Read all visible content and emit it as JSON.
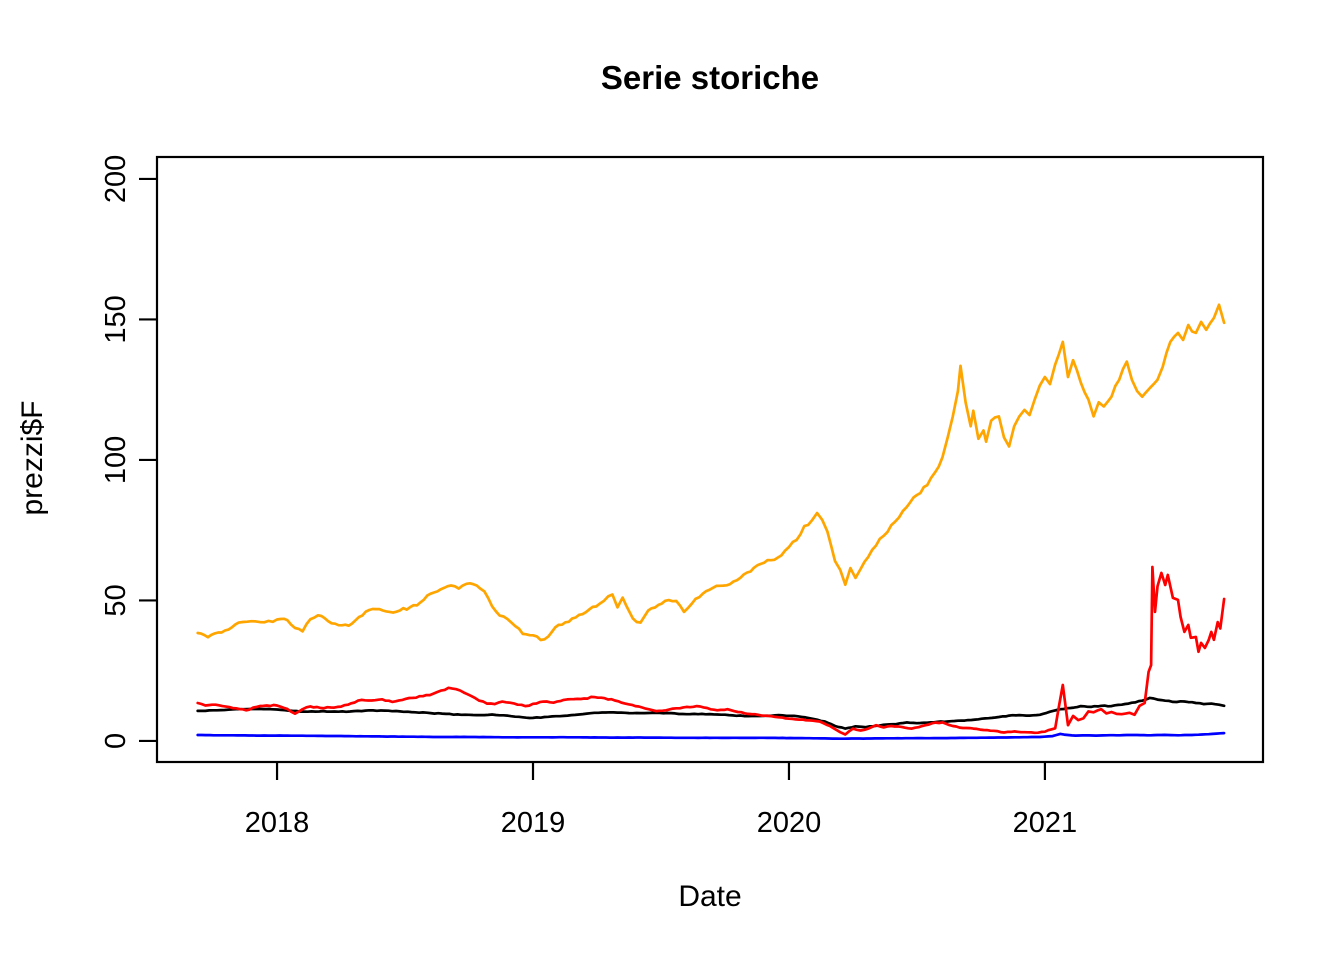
{
  "chart_data": {
    "type": "line",
    "title": "Serie storiche",
    "xlabel": "Date",
    "ylabel": "prezzi$F",
    "x_ticks": [
      2018,
      2019,
      2020,
      2021
    ],
    "y_ticks": [
      0,
      50,
      100,
      150,
      200
    ],
    "xlim": [
      2017.531,
      2021.852
    ],
    "ylim": [
      -7.5,
      207.8
    ],
    "grid": false,
    "legend": "none",
    "background": "#FFFFFF",
    "axis_color": "#000000",
    "series": [
      {
        "name": "black",
        "color": "#000000",
        "x": [
          2017.69,
          2017.75,
          2017.81,
          2017.87,
          2017.93,
          2018.0,
          2018.06,
          2018.12,
          2018.18,
          2018.24,
          2018.3,
          2018.36,
          2018.42,
          2018.48,
          2018.54,
          2018.6,
          2018.66,
          2018.72,
          2018.78,
          2018.84,
          2018.9,
          2018.96,
          2019.0,
          2019.06,
          2019.12,
          2019.18,
          2019.24,
          2019.3,
          2019.36,
          2019.42,
          2019.48,
          2019.54,
          2019.6,
          2019.66,
          2019.72,
          2019.78,
          2019.84,
          2019.9,
          2019.96,
          2020.02,
          2020.08,
          2020.14,
          2020.18,
          2020.22,
          2020.26,
          2020.3,
          2020.34,
          2020.38,
          2020.42,
          2020.46,
          2020.5,
          2020.54,
          2020.58,
          2020.62,
          2020.66,
          2020.7,
          2020.74,
          2020.78,
          2020.82,
          2020.86,
          2020.9,
          2020.94,
          2020.98,
          2021.02,
          2021.06,
          2021.1,
          2021.14,
          2021.18,
          2021.22,
          2021.26,
          2021.3,
          2021.34,
          2021.38,
          2021.41,
          2021.44,
          2021.47,
          2021.5,
          2021.53,
          2021.56,
          2021.59,
          2021.62,
          2021.65,
          2021.68,
          2021.7
        ],
        "y": [
          10.7,
          10.9,
          11.1,
          11.3,
          11.4,
          11.2,
          10.7,
          10.4,
          10.6,
          10.4,
          10.6,
          10.9,
          10.8,
          10.5,
          10.2,
          9.9,
          9.6,
          9.3,
          9.2,
          9.4,
          9.0,
          8.4,
          8.2,
          8.6,
          8.9,
          9.4,
          10.0,
          10.2,
          10.0,
          9.9,
          10.0,
          9.9,
          9.5,
          9.6,
          9.4,
          9.1,
          8.8,
          8.9,
          9.2,
          8.9,
          8.1,
          6.9,
          5.3,
          4.4,
          5.2,
          4.9,
          5.4,
          5.8,
          6.0,
          6.6,
          6.3,
          6.5,
          6.8,
          6.9,
          7.2,
          7.4,
          7.7,
          8.1,
          8.5,
          9.0,
          9.2,
          9.0,
          9.3,
          10.4,
          11.3,
          11.7,
          12.4,
          12.1,
          12.5,
          12.4,
          12.9,
          13.6,
          14.3,
          15.3,
          14.7,
          14.3,
          13.9,
          14.1,
          13.8,
          13.5,
          13.1,
          13.3,
          12.9,
          12.5
        ]
      },
      {
        "name": "orange",
        "color": "#FFA500",
        "x": [
          2017.69,
          2017.73,
          2017.77,
          2017.81,
          2017.85,
          2017.9,
          2017.95,
          2018.0,
          2018.04,
          2018.07,
          2018.1,
          2018.13,
          2018.16,
          2018.2,
          2018.24,
          2018.28,
          2018.32,
          2018.36,
          2018.4,
          2018.44,
          2018.48,
          2018.52,
          2018.56,
          2018.6,
          2018.64,
          2018.68,
          2018.71,
          2018.74,
          2018.78,
          2018.81,
          2018.84,
          2018.87,
          2018.9,
          2018.93,
          2018.96,
          2019.0,
          2019.03,
          2019.06,
          2019.1,
          2019.14,
          2019.18,
          2019.22,
          2019.26,
          2019.31,
          2019.33,
          2019.35,
          2019.39,
          2019.42,
          2019.45,
          2019.49,
          2019.53,
          2019.56,
          2019.59,
          2019.62,
          2019.65,
          2019.69,
          2019.73,
          2019.77,
          2019.81,
          2019.85,
          2019.89,
          2019.93,
          2019.97,
          2020.0,
          2020.03,
          2020.06,
          2020.09,
          2020.11,
          2020.13,
          2020.15,
          2020.18,
          2020.2,
          2020.22,
          2020.24,
          2020.26,
          2020.28,
          2020.31,
          2020.34,
          2020.37,
          2020.4,
          2020.43,
          2020.46,
          2020.5,
          2020.54,
          2020.57,
          2020.6,
          2020.62,
          2020.64,
          2020.66,
          2020.67,
          2020.69,
          2020.71,
          2020.72,
          2020.74,
          2020.76,
          2020.77,
          2020.79,
          2020.82,
          2020.84,
          2020.86,
          2020.88,
          2020.9,
          2020.92,
          2020.94,
          2020.96,
          2020.98,
          2021.0,
          2021.02,
          2021.04,
          2021.07,
          2021.09,
          2021.11,
          2021.14,
          2021.17,
          2021.19,
          2021.21,
          2021.23,
          2021.26,
          2021.29,
          2021.32,
          2021.34,
          2021.36,
          2021.38,
          2021.41,
          2021.44,
          2021.46,
          2021.49,
          2021.52,
          2021.54,
          2021.56,
          2021.59,
          2021.61,
          2021.63,
          2021.66,
          2021.68,
          2021.7
        ],
        "y": [
          38.4,
          36.9,
          38.6,
          39.6,
          42.1,
          42.6,
          42.2,
          43.2,
          43.0,
          40.2,
          39.0,
          43.3,
          44.7,
          42.6,
          41.2,
          41.0,
          44.1,
          46.6,
          46.9,
          45.9,
          46.4,
          47.6,
          49.3,
          52.4,
          54.0,
          55.3,
          54.2,
          55.9,
          55.3,
          53.2,
          47.9,
          44.6,
          43.4,
          40.9,
          38.1,
          37.6,
          35.9,
          37.2,
          41.3,
          42.4,
          44.9,
          46.8,
          48.8,
          52.1,
          47.5,
          51.0,
          43.6,
          42.1,
          46.4,
          48.4,
          50.1,
          49.8,
          45.9,
          48.8,
          51.2,
          53.8,
          55.2,
          55.8,
          58.0,
          60.3,
          63.0,
          64.3,
          66.0,
          69.0,
          71.5,
          76.5,
          78.5,
          81.1,
          78.7,
          74.5,
          64.0,
          60.9,
          55.6,
          61.5,
          58.0,
          61.2,
          65.5,
          69.5,
          73.0,
          76.8,
          79.5,
          83.2,
          87.5,
          91.0,
          95.5,
          101.0,
          108.0,
          115.5,
          124.5,
          133.5,
          120.5,
          112.0,
          117.5,
          107.5,
          110.5,
          106.5,
          114.0,
          115.5,
          108.0,
          104.8,
          112.0,
          115.5,
          117.8,
          116.0,
          121.5,
          126.5,
          129.5,
          127.0,
          134.0,
          142.0,
          129.5,
          135.5,
          127.5,
          121.5,
          115.5,
          120.5,
          119.0,
          122.5,
          128.5,
          135.0,
          128.5,
          124.5,
          122.5,
          125.6,
          128.5,
          133.1,
          142.0,
          145.2,
          142.7,
          148.0,
          145.2,
          149.1,
          146.3,
          150.5,
          155.2,
          148.8
        ]
      },
      {
        "name": "red",
        "color": "#FF0000",
        "x": [
          2017.69,
          2017.72,
          2017.76,
          2017.8,
          2017.84,
          2017.88,
          2017.92,
          2017.96,
          2018.0,
          2018.04,
          2018.07,
          2018.1,
          2018.13,
          2018.17,
          2018.21,
          2018.25,
          2018.29,
          2018.33,
          2018.37,
          2018.41,
          2018.45,
          2018.49,
          2018.53,
          2018.57,
          2018.61,
          2018.64,
          2018.67,
          2018.7,
          2018.73,
          2018.76,
          2018.79,
          2018.82,
          2018.85,
          2018.88,
          2018.91,
          2018.94,
          2018.97,
          2019.0,
          2019.04,
          2019.08,
          2019.12,
          2019.16,
          2019.2,
          2019.24,
          2019.28,
          2019.32,
          2019.36,
          2019.4,
          2019.44,
          2019.48,
          2019.52,
          2019.56,
          2019.6,
          2019.64,
          2019.68,
          2019.72,
          2019.76,
          2019.8,
          2019.84,
          2019.88,
          2019.92,
          2019.96,
          2020.0,
          2020.04,
          2020.08,
          2020.12,
          2020.16,
          2020.2,
          2020.22,
          2020.25,
          2020.28,
          2020.31,
          2020.34,
          2020.37,
          2020.4,
          2020.44,
          2020.48,
          2020.52,
          2020.56,
          2020.6,
          2020.64,
          2020.68,
          2020.72,
          2020.76,
          2020.8,
          2020.84,
          2020.88,
          2020.92,
          2020.96,
          2021.0,
          2021.04,
          2021.07,
          2021.09,
          2021.11,
          2021.13,
          2021.15,
          2021.17,
          2021.19,
          2021.22,
          2021.24,
          2021.26,
          2021.28,
          2021.3,
          2021.33,
          2021.35,
          2021.37,
          2021.39,
          2021.405,
          2021.415,
          2021.42,
          2021.43,
          2021.44,
          2021.455,
          2021.47,
          2021.48,
          2021.5,
          2021.52,
          2021.53,
          2021.545,
          2021.56,
          2021.57,
          2021.59,
          2021.6,
          2021.61,
          2021.625,
          2021.64,
          2021.65,
          2021.66,
          2021.675,
          2021.685,
          2021.7
        ],
        "y": [
          13.5,
          12.6,
          12.9,
          12.2,
          11.6,
          10.9,
          12.1,
          12.6,
          12.6,
          11.4,
          9.7,
          11.3,
          12.3,
          11.7,
          11.9,
          12.2,
          13.4,
          14.6,
          14.4,
          14.8,
          13.9,
          14.6,
          15.3,
          15.9,
          16.8,
          17.9,
          18.9,
          18.4,
          17.2,
          15.9,
          14.3,
          13.3,
          13.1,
          14.0,
          13.6,
          12.9,
          12.4,
          13.2,
          14.0,
          13.6,
          14.6,
          14.9,
          15.1,
          15.6,
          15.2,
          14.4,
          13.3,
          12.4,
          11.5,
          10.6,
          10.9,
          11.6,
          12.1,
          12.4,
          11.7,
          10.9,
          11.3,
          10.3,
          9.6,
          9.3,
          8.9,
          8.4,
          7.9,
          7.6,
          7.3,
          6.9,
          5.3,
          3.1,
          2.3,
          4.4,
          3.7,
          4.4,
          5.6,
          4.8,
          5.3,
          5.0,
          4.4,
          5.3,
          6.3,
          6.6,
          5.3,
          4.6,
          4.4,
          3.9,
          3.6,
          3.0,
          3.4,
          3.1,
          2.9,
          3.3,
          4.5,
          19.9,
          5.6,
          8.9,
          7.4,
          8.0,
          10.5,
          10.2,
          11.3,
          9.8,
          10.3,
          9.6,
          9.5,
          10.0,
          9.3,
          12.5,
          13.5,
          24.6,
          27.0,
          61.9,
          45.9,
          55.0,
          59.8,
          55.5,
          59.1,
          50.9,
          50.2,
          44.1,
          38.8,
          41.3,
          36.7,
          37.0,
          31.7,
          34.9,
          33.1,
          35.9,
          38.8,
          36.0,
          42.3,
          40.0,
          50.5
        ]
      },
      {
        "name": "blue",
        "color": "#0000FF",
        "x": [
          2017.69,
          2017.8,
          2017.92,
          2018.04,
          2018.16,
          2018.28,
          2018.4,
          2018.52,
          2018.64,
          2018.76,
          2018.88,
          2019.0,
          2019.15,
          2019.3,
          2019.45,
          2019.6,
          2019.75,
          2019.9,
          2020.05,
          2020.2,
          2020.35,
          2020.5,
          2020.6,
          2020.7,
          2020.8,
          2020.9,
          2020.98,
          2021.03,
          2021.06,
          2021.09,
          2021.12,
          2021.16,
          2021.2,
          2021.24,
          2021.28,
          2021.32,
          2021.36,
          2021.4,
          2021.44,
          2021.48,
          2021.52,
          2021.56,
          2021.6,
          2021.64,
          2021.67,
          2021.7
        ],
        "y": [
          2.1,
          2.0,
          1.9,
          1.9,
          1.8,
          1.7,
          1.6,
          1.5,
          1.4,
          1.4,
          1.3,
          1.3,
          1.3,
          1.2,
          1.2,
          1.1,
          1.1,
          1.1,
          1.0,
          0.8,
          0.9,
          1.0,
          1.0,
          1.1,
          1.2,
          1.3,
          1.4,
          1.7,
          2.5,
          2.1,
          1.9,
          2.0,
          1.9,
          2.0,
          2.0,
          2.1,
          2.1,
          2.0,
          2.1,
          2.1,
          2.0,
          2.1,
          2.2,
          2.4,
          2.6,
          2.8
        ]
      }
    ]
  }
}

================

WHAT TO PRODUCE: Only the number should be given: how many lines of the data contain the word "name"?

ANSWER TO THE PROBLEM: 4